* START *

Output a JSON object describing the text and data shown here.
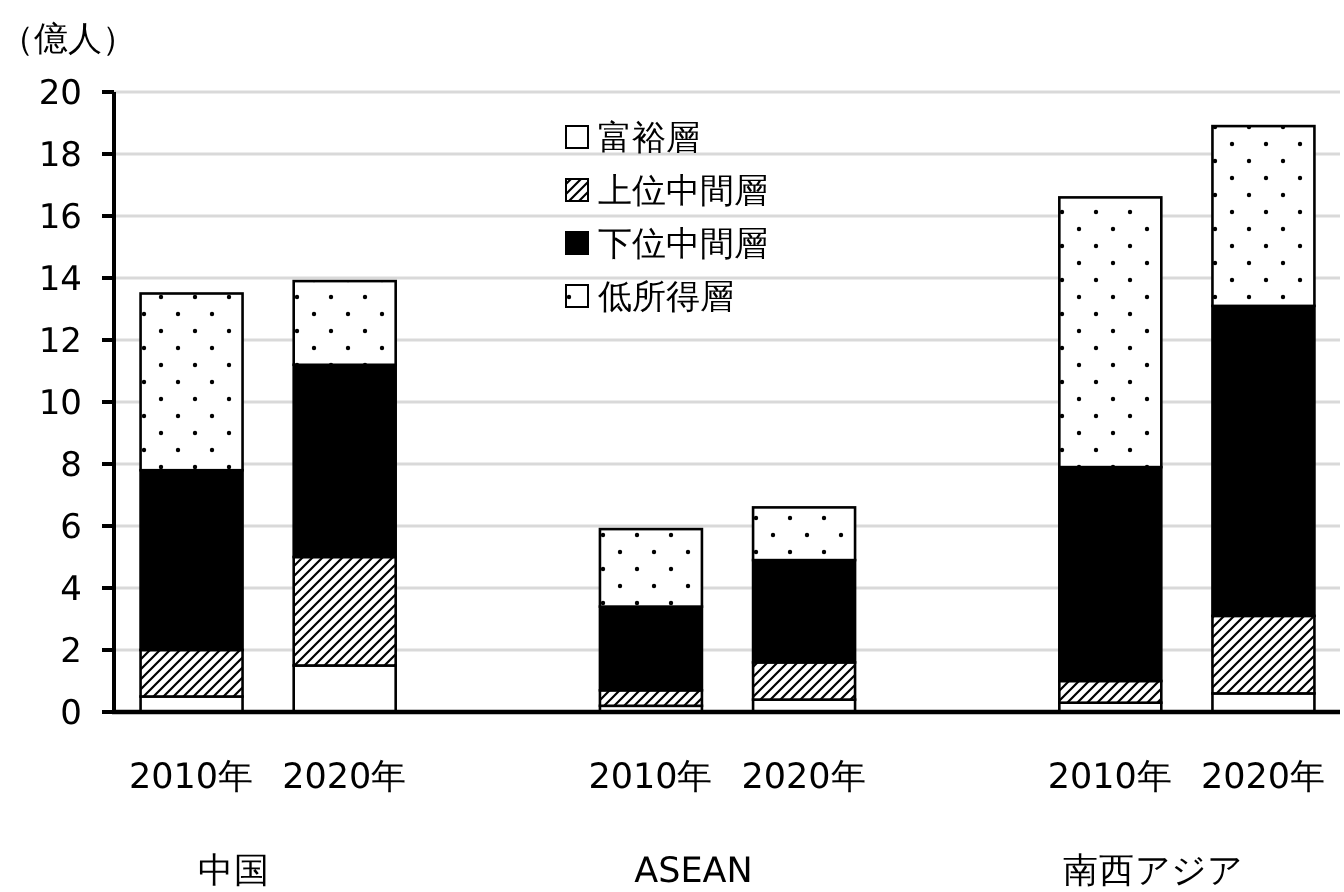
{
  "chart_data": {
    "type": "bar",
    "stacked": true,
    "ylabel": "（億人）",
    "categories": [
      "2010年",
      "2020年",
      null,
      "2010年",
      "2020年",
      null,
      "2010年",
      "2020年"
    ],
    "series": [
      {
        "name": "富裕層",
        "color": "#ffffff",
        "values": [
          0.5,
          1.5,
          null,
          0.2,
          0.4,
          null,
          0.3,
          0.6
        ]
      },
      {
        "name": "上位中間層",
        "color": "#000000",
        "values": [
          1.5,
          3.5,
          null,
          0.5,
          1.2,
          null,
          0.7,
          2.5
        ]
      },
      {
        "name": "下位中間層",
        "color": "#000000",
        "values": [
          5.8,
          6.2,
          null,
          2.7,
          3.3,
          null,
          6.9,
          10.0
        ]
      },
      {
        "name": "低所得層",
        "color": "#000000",
        "values": [
          5.7,
          2.7,
          null,
          2.5,
          1.7,
          null,
          8.7,
          5.8
        ]
      }
    ],
    "ylim": [
      0,
      20
    ],
    "yticks": [
      0,
      2,
      4,
      6,
      8,
      10,
      12,
      14,
      16,
      18,
      20
    ],
    "grid": "y",
    "legend": "top",
    "annotations": [
      "中国",
      "ASEAN",
      "南西アジア"
    ]
  }
}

* END *

**Problem description:** Leave out the pictures and transcribe everything else exactly.

**Complete output:**
Output a JSON object describing the text and data shown here.
{
  "chart_data": {
    "type": "bar",
    "stacked": true,
    "ylabel": "（億人）",
    "categories": [
      "2010年",
      "2020年",
      null,
      "2010年",
      "2020年",
      null,
      "2010年",
      "2020年"
    ],
    "series": [
      {
        "name": "富裕層",
        "color": "#ffffff",
        "values": [
          0.5,
          1.5,
          null,
          0.2,
          0.4,
          null,
          0.3,
          0.6
        ]
      },
      {
        "name": "上位中間層",
        "color": "#000000",
        "values": [
          1.5,
          3.5,
          null,
          0.5,
          1.2,
          null,
          0.7,
          2.5
        ]
      },
      {
        "name": "下位中間層",
        "color": "#000000",
        "values": [
          5.8,
          6.2,
          null,
          2.7,
          3.3,
          null,
          6.9,
          10.0
        ]
      },
      {
        "name": "低所得層",
        "color": "#000000",
        "values": [
          5.7,
          2.7,
          null,
          2.5,
          1.7,
          null,
          8.7,
          5.8
        ]
      }
    ],
    "ylim": [
      0,
      20
    ],
    "yticks": [
      0,
      2,
      4,
      6,
      8,
      10,
      12,
      14,
      16,
      18,
      20
    ],
    "grid": "y",
    "legend": "top",
    "annotations": [
      "中国",
      "ASEAN",
      "南西アジア"
    ]
  }
}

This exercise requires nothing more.